[TO BE DONE]
Write the records out again exactly, leaving no images in.

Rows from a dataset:

==========

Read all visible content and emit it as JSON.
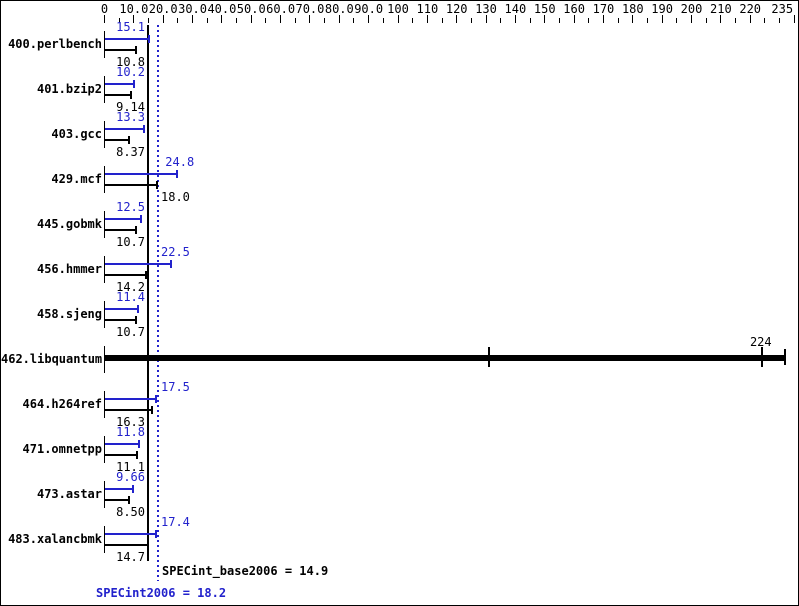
{
  "chart_data": {
    "type": "bar",
    "orientation": "horizontal",
    "title": "",
    "xlabel": "",
    "ylabel": "",
    "axis": {
      "min": 0,
      "max": 235,
      "minor_tick_step": 5,
      "major_labels": [
        {
          "v": 0,
          "t": "0"
        },
        {
          "v": 10,
          "t": "10.0"
        },
        {
          "v": 20,
          "t": "20.0"
        },
        {
          "v": 30,
          "t": "30.0"
        },
        {
          "v": 40,
          "t": "40.0"
        },
        {
          "v": 50,
          "t": "50.0"
        },
        {
          "v": 60,
          "t": "60.0"
        },
        {
          "v": 70,
          "t": "70.0"
        },
        {
          "v": 80,
          "t": "80.0"
        },
        {
          "v": 90,
          "t": "90.0"
        },
        {
          "v": 100,
          "t": "100"
        },
        {
          "v": 110,
          "t": "110"
        },
        {
          "v": 120,
          "t": "120"
        },
        {
          "v": 130,
          "t": "130"
        },
        {
          "v": 140,
          "t": "140"
        },
        {
          "v": 150,
          "t": "150"
        },
        {
          "v": 160,
          "t": "160"
        },
        {
          "v": 170,
          "t": "170"
        },
        {
          "v": 180,
          "t": "180"
        },
        {
          "v": 190,
          "t": "190"
        },
        {
          "v": 200,
          "t": "200"
        },
        {
          "v": 210,
          "t": "210"
        },
        {
          "v": 220,
          "t": "220"
        },
        {
          "v": 235,
          "t": "235",
          "align": "right"
        }
      ]
    },
    "series_legend": {
      "peak": "SPECint2006 (blue bars)",
      "base": "SPECint_base2006 (black bars)"
    },
    "benchmarks": [
      {
        "name": "400.perlbench",
        "peak": 15.1,
        "base": 10.8,
        "peak_label": "15.1",
        "base_label": "10.8"
      },
      {
        "name": "401.bzip2",
        "peak": 10.2,
        "base": 9.14,
        "peak_label": "10.2",
        "base_label": "9.14"
      },
      {
        "name": "403.gcc",
        "peak": 13.3,
        "base": 8.37,
        "peak_label": "13.3",
        "base_label": "8.37"
      },
      {
        "name": "429.mcf",
        "peak": 24.8,
        "base": 18.0,
        "peak_label": "24.8",
        "base_label": "18.0"
      },
      {
        "name": "445.gobmk",
        "peak": 12.5,
        "base": 10.7,
        "peak_label": "12.5",
        "base_label": "10.7"
      },
      {
        "name": "456.hmmer",
        "peak": 22.5,
        "base": 14.2,
        "peak_label": "22.5",
        "base_label": "14.2"
      },
      {
        "name": "458.sjeng",
        "peak": 11.4,
        "base": 10.7,
        "peak_label": "11.4",
        "base_label": "10.7"
      },
      {
        "name": "462.libquantum",
        "special": true,
        "base": 224,
        "base_label": "224",
        "run_ticks": [
          131,
          224
        ],
        "bar_end": 232
      },
      {
        "name": "464.h264ref",
        "peak": 17.5,
        "base": 16.3,
        "peak_label": "17.5",
        "base_label": "16.3"
      },
      {
        "name": "471.omnetpp",
        "peak": 11.8,
        "base": 11.1,
        "peak_label": "11.8",
        "base_label": "11.1"
      },
      {
        "name": "473.astar",
        "peak": 9.66,
        "base": 8.5,
        "peak_label": "9.66",
        "base_label": "8.50"
      },
      {
        "name": "483.xalancbmk",
        "peak": 17.4,
        "base": 14.7,
        "peak_label": "17.4",
        "base_label": "14.7"
      }
    ],
    "means": {
      "base_value": 14.9,
      "peak_value": 18.2,
      "base_text": "SPECint_base2006 = 14.9",
      "peak_text": "SPECint2006 = 18.2"
    }
  },
  "colors": {
    "peak_blue": "#2222cc",
    "bar_black": "#000000",
    "background": "#ffffff"
  }
}
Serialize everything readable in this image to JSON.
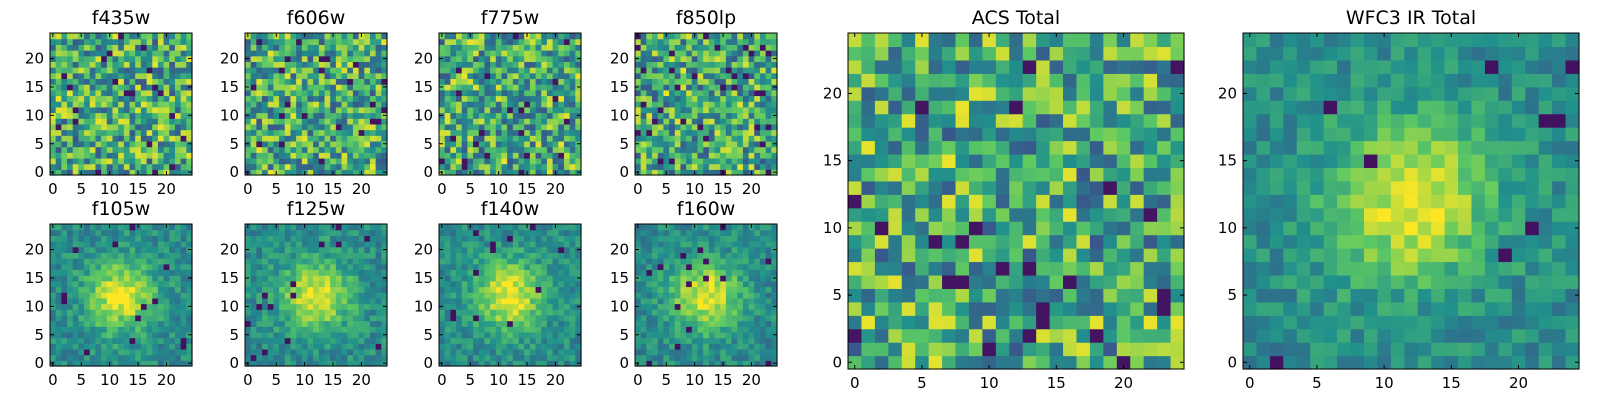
{
  "figure": {
    "colormap": [
      "#440154",
      "#3b528b",
      "#21918c",
      "#5ec962",
      "#fde725"
    ],
    "background": "#ffffff"
  },
  "chart_data": [
    {
      "type": "heatmap",
      "title": "f435w",
      "grid_size": 25,
      "xlim": [
        0,
        24
      ],
      "ylim": [
        0,
        24
      ],
      "xticks": [
        0,
        5,
        10,
        15,
        20
      ],
      "yticks": [
        0,
        5,
        10,
        15,
        20
      ],
      "texture": "noise",
      "gaussian_peak": null
    },
    {
      "type": "heatmap",
      "title": "f606w",
      "grid_size": 25,
      "xlim": [
        0,
        24
      ],
      "ylim": [
        0,
        24
      ],
      "xticks": [
        0,
        5,
        10,
        15,
        20
      ],
      "yticks": [
        0,
        5,
        10,
        15,
        20
      ],
      "texture": "noise",
      "gaussian_peak": null
    },
    {
      "type": "heatmap",
      "title": "f775w",
      "grid_size": 25,
      "xlim": [
        0,
        24
      ],
      "ylim": [
        0,
        24
      ],
      "xticks": [
        0,
        5,
        10,
        15,
        20
      ],
      "yticks": [
        0,
        5,
        10,
        15,
        20
      ],
      "texture": "noise",
      "gaussian_peak": null
    },
    {
      "type": "heatmap",
      "title": "f850lp",
      "grid_size": 25,
      "xlim": [
        0,
        24
      ],
      "ylim": [
        0,
        24
      ],
      "xticks": [
        0,
        5,
        10,
        15,
        20
      ],
      "yticks": [
        0,
        5,
        10,
        15,
        20
      ],
      "texture": "noise",
      "gaussian_peak": null
    },
    {
      "type": "heatmap",
      "title": "f105w",
      "grid_size": 25,
      "xlim": [
        0,
        24
      ],
      "ylim": [
        0,
        24
      ],
      "xticks": [
        0,
        5,
        10,
        15,
        20
      ],
      "yticks": [
        0,
        5,
        10,
        15,
        20
      ],
      "texture": "blob",
      "gaussian_peak": [
        12,
        12
      ]
    },
    {
      "type": "heatmap",
      "title": "f125w",
      "grid_size": 25,
      "xlim": [
        0,
        24
      ],
      "ylim": [
        0,
        24
      ],
      "xticks": [
        0,
        5,
        10,
        15,
        20
      ],
      "yticks": [
        0,
        5,
        10,
        15,
        20
      ],
      "texture": "blob",
      "gaussian_peak": [
        12,
        12
      ]
    },
    {
      "type": "heatmap",
      "title": "f140w",
      "grid_size": 25,
      "xlim": [
        0,
        24
      ],
      "ylim": [
        0,
        24
      ],
      "xticks": [
        0,
        5,
        10,
        15,
        20
      ],
      "yticks": [
        0,
        5,
        10,
        15,
        20
      ],
      "texture": "blob",
      "gaussian_peak": [
        12,
        12
      ]
    },
    {
      "type": "heatmap",
      "title": "f160w",
      "grid_size": 25,
      "xlim": [
        0,
        24
      ],
      "ylim": [
        0,
        24
      ],
      "xticks": [
        0,
        5,
        10,
        15,
        20
      ],
      "yticks": [
        0,
        5,
        10,
        15,
        20
      ],
      "texture": "blob",
      "gaussian_peak": [
        12,
        12
      ]
    },
    {
      "type": "heatmap",
      "title": "ACS Total",
      "grid_size": 25,
      "xlim": [
        0,
        24
      ],
      "ylim": [
        0,
        24
      ],
      "xticks": [
        0,
        5,
        10,
        15,
        20
      ],
      "yticks": [
        0,
        5,
        10,
        15,
        20
      ],
      "texture": "noise",
      "gaussian_peak": null
    },
    {
      "type": "heatmap",
      "title": "WFC3 IR Total",
      "grid_size": 25,
      "xlim": [
        0,
        24
      ],
      "ylim": [
        0,
        24
      ],
      "xticks": [
        0,
        5,
        10,
        15,
        20
      ],
      "yticks": [
        0,
        5,
        10,
        15,
        20
      ],
      "texture": "blob",
      "gaussian_peak": [
        12,
        12
      ]
    }
  ]
}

==========

[RESULT OF THIS EXERCISE]
Read all visible content and emit it as JSON.
{
  "chart_data": {
    "type": "bar",
    "orientation": "horizontal",
    "title": "",
    "xlabel": "",
    "ylabel": "",
    "axis": {
      "min": 0,
      "max": 235,
      "minor_tick_step": 5,
      "major_labels": [
        {
          "v": 0,
          "t": "0"
        },
        {
          "v": 10,
          "t": "10.0"
        },
        {
          "v": 20,
          "t": "20.0"
        },
        {
          "v": 30,
          "t": "30.0"
        },
        {
          "v": 40,
          "t": "40.0"
        },
        {
          "v": 50,
          "t": "50.0"
        },
        {
          "v": 60,
          "t": "60.0"
        },
        {
          "v": 70,
          "t": "70.0"
        },
        {
          "v": 80,
          "t": "80.0"
        },
        {
          "v": 90,
          "t": "90.0"
        },
        {
          "v": 100,
          "t": "100"
        },
        {
          "v": 110,
          "t": "110"
        },
        {
          "v": 120,
          "t": "120"
        },
        {
          "v": 130,
          "t": "130"
        },
        {
          "v": 140,
          "t": "140"
        },
        {
          "v": 150,
          "t": "150"
        },
        {
          "v": 160,
          "t": "160"
        },
        {
          "v": 170,
          "t": "170"
        },
        {
          "v": 180,
          "t": "180"
        },
        {
          "v": 190,
          "t": "190"
        },
        {
          "v": 200,
          "t": "200"
        },
        {
          "v": 210,
          "t": "210"
        },
        {
          "v": 220,
          "t": "220"
        },
        {
          "v": 235,
          "t": "235",
          "align": "right"
        }
      ]
    },
    "series_legend": {
      "peak": "SPECint2006 (blue bars)",
      "base": "SPECint_base2006 (black bars)"
    },
    "benchmarks": [
      {
        "name": "400.perlbench",
        "peak": 15.1,
        "base": 10.8,
        "peak_label": "15.1",
        "base_label": "10.8"
      },
      {
        "name": "401.bzip2",
        "peak": 10.2,
        "base": 9.14,
        "peak_label": "10.2",
        "base_label": "9.14"
      },
      {
        "name": "403.gcc",
        "peak": 13.3,
        "base": 8.37,
        "peak_label": "13.3",
        "base_label": "8.37"
      },
      {
        "name": "429.mcf",
        "peak": 24.8,
        "base": 18.0,
        "peak_label": "24.8",
        "base_label": "18.0"
      },
      {
        "name": "445.gobmk",
        "peak": 12.5,
        "base": 10.7,
        "peak_label": "12.5",
        "base_label": "10.7"
      },
      {
        "name": "456.hmmer",
        "peak": 22.5,
        "base": 14.2,
        "peak_label": "22.5",
        "base_label": "14.2"
      },
      {
        "name": "458.sjeng",
        "peak": 11.4,
        "base": 10.7,
        "peak_label": "11.4",
        "base_label": "10.7"
      },
      {
        "name": "462.libquantum",
        "special": true,
        "base": 224,
        "base_label": "224",
        "run_ticks": [
          131,
          224
        ],
        "bar_end": 232
      },
      {
        "name": "464.h264ref",
        "peak": 17.5,
        "base": 16.3,
        "peak_label": "17.5",
        "base_label": "16.3"
      },
      {
        "name": "471.omnetpp",
        "peak": 11.8,
        "base": 11.1,
        "peak_label": "11.8",
        "base_label": "11.1"
      },
      {
        "name": "473.astar",
        "peak": 9.66,
        "base": 8.5,
        "peak_label": "9.66",
        "base_label": "8.50"
      },
      {
        "name": "483.xalancbmk",
        "peak": 17.4,
        "base": 14.7,
        "peak_label": "17.4",
        "base_label": "14.7"
      }
    ],
    "means": {
      "base_value": 14.9,
      "peak_value": 18.2,
      "base_text": "SPECint_base2006 = 14.9",
      "peak_text": "SPECint2006 = 18.2"
    }
  },
  "colors": {
    "peak_blue": "#2222cc",
    "bar_black": "#000000",
    "background": "#ffffff"
  }
}
Serialize everything readable in this image to JSON.
{
  "figure": {
    "colormap": [
      "#440154",
      "#3b528b",
      "#21918c",
      "#5ec962",
      "#fde725"
    ],
    "background": "#ffffff"
  },
  "chart_data": [
    {
      "type": "heatmap",
      "title": "f435w",
      "grid_size": 25,
      "xlim": [
        0,
        24
      ],
      "ylim": [
        0,
        24
      ],
      "xticks": [
        0,
        5,
        10,
        15,
        20
      ],
      "yticks": [
        0,
        5,
        10,
        15,
        20
      ],
      "texture": "noise",
      "gaussian_peak": null
    },
    {
      "type": "heatmap",
      "title": "f606w",
      "grid_size": 25,
      "xlim": [
        0,
        24
      ],
      "ylim": [
        0,
        24
      ],
      "xticks": [
        0,
        5,
        10,
        15,
        20
      ],
      "yticks": [
        0,
        5,
        10,
        15,
        20
      ],
      "texture": "noise",
      "gaussian_peak": null
    },
    {
      "type": "heatmap",
      "title": "f775w",
      "grid_size": 25,
      "xlim": [
        0,
        24
      ],
      "ylim": [
        0,
        24
      ],
      "xticks": [
        0,
        5,
        10,
        15,
        20
      ],
      "yticks": [
        0,
        5,
        10,
        15,
        20
      ],
      "texture": "noise",
      "gaussian_peak": null
    },
    {
      "type": "heatmap",
      "title": "f850lp",
      "grid_size": 25,
      "xlim": [
        0,
        24
      ],
      "ylim": [
        0,
        24
      ],
      "xticks": [
        0,
        5,
        10,
        15,
        20
      ],
      "yticks": [
        0,
        5,
        10,
        15,
        20
      ],
      "texture": "noise",
      "gaussian_peak": null
    },
    {
      "type": "heatmap",
      "title": "f105w",
      "grid_size": 25,
      "xlim": [
        0,
        24
      ],
      "ylim": [
        0,
        24
      ],
      "xticks": [
        0,
        5,
        10,
        15,
        20
      ],
      "yticks": [
        0,
        5,
        10,
        15,
        20
      ],
      "texture": "blob",
      "gaussian_peak": [
        12,
        12
      ]
    },
    {
      "type": "heatmap",
      "title": "f125w",
      "grid_size": 25,
      "xlim": [
        0,
        24
      ],
      "ylim": [
        0,
        24
      ],
      "xticks": [
        0,
        5,
        10,
        15,
        20
      ],
      "yticks": [
        0,
        5,
        10,
        15,
        20
      ],
      "texture": "blob",
      "gaussian_peak": [
        12,
        12
      ]
    },
    {
      "type": "heatmap",
      "title": "f140w",
      "grid_size": 25,
      "xlim": [
        0,
        24
      ],
      "ylim": [
        0,
        24
      ],
      "xticks": [
        0,
        5,
        10,
        15,
        20
      ],
      "yticks": [
        0,
        5,
        10,
        15,
        20
      ],
      "texture": "blob",
      "gaussian_peak": [
        12,
        12
      ]
    },
    {
      "type": "heatmap",
      "title": "f160w",
      "grid_size": 25,
      "xlim": [
        0,
        24
      ],
      "ylim": [
        0,
        24
      ],
      "xticks": [
        0,
        5,
        10,
        15,
        20
      ],
      "yticks": [
        0,
        5,
        10,
        15,
        20
      ],
      "texture": "blob",
      "gaussian_peak": [
        12,
        12
      ]
    },
    {
      "type": "heatmap",
      "title": "ACS Total",
      "grid_size": 25,
      "xlim": [
        0,
        24
      ],
      "ylim": [
        0,
        24
      ],
      "xticks": [
        0,
        5,
        10,
        15,
        20
      ],
      "yticks": [
        0,
        5,
        10,
        15,
        20
      ],
      "texture": "noise",
      "gaussian_peak": null
    },
    {
      "type": "heatmap",
      "title": "WFC3 IR Total",
      "grid_size": 25,
      "xlim": [
        0,
        24
      ],
      "ylim": [
        0,
        24
      ],
      "xticks": [
        0,
        5,
        10,
        15,
        20
      ],
      "yticks": [
        0,
        5,
        10,
        15,
        20
      ],
      "texture": "blob",
      "gaussian_peak": [
        12,
        12
      ]
    }
  ]
}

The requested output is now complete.